— start Data for this task —

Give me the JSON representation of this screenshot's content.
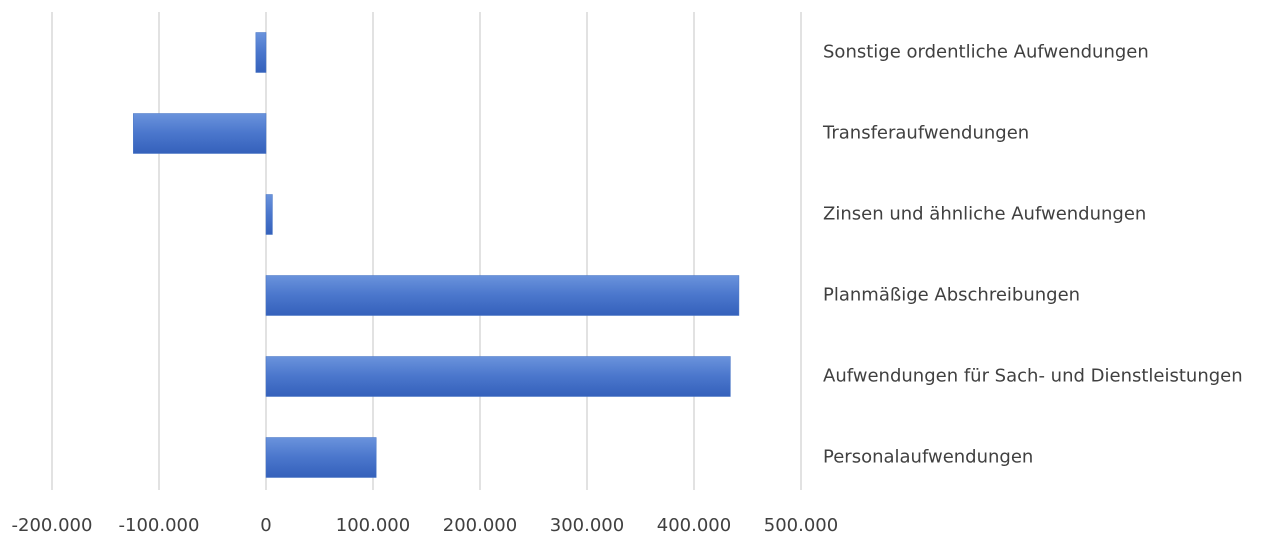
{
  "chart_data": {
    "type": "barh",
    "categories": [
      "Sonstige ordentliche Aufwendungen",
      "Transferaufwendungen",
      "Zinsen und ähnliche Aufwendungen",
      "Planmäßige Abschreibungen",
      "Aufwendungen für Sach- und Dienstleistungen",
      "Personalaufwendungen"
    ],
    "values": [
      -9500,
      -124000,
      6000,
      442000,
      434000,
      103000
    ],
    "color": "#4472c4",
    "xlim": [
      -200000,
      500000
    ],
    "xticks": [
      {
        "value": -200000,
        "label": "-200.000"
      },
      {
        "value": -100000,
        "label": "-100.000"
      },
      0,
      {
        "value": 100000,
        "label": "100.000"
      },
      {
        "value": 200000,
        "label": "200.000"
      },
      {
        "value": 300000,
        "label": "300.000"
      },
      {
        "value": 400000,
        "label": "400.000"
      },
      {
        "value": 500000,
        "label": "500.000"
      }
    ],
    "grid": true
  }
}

— end Data for this task —

Short task: Copy out all the records exactly, excluding pictures.

Result of the task:
Give me the JSON representation of this screenshot's content.
{
  "chart_data": {
    "type": "barh",
    "categories": [
      "Sonstige ordentliche Aufwendungen",
      "Transferaufwendungen",
      "Zinsen und ähnliche Aufwendungen",
      "Planmäßige Abschreibungen",
      "Aufwendungen für Sach- und Dienstleistungen",
      "Personalaufwendungen"
    ],
    "values": [
      -9500,
      -124000,
      6000,
      442000,
      434000,
      103000
    ],
    "color": "#4472c4",
    "xlim": [
      -200000,
      500000
    ],
    "xticks": [
      {
        "value": -200000,
        "label": "-200.000"
      },
      {
        "value": -100000,
        "label": "-100.000"
      },
      0,
      {
        "value": 100000,
        "label": "100.000"
      },
      {
        "value": 200000,
        "label": "200.000"
      },
      {
        "value": 300000,
        "label": "300.000"
      },
      {
        "value": 400000,
        "label": "400.000"
      },
      {
        "value": 500000,
        "label": "500.000"
      }
    ],
    "grid": true
  }
}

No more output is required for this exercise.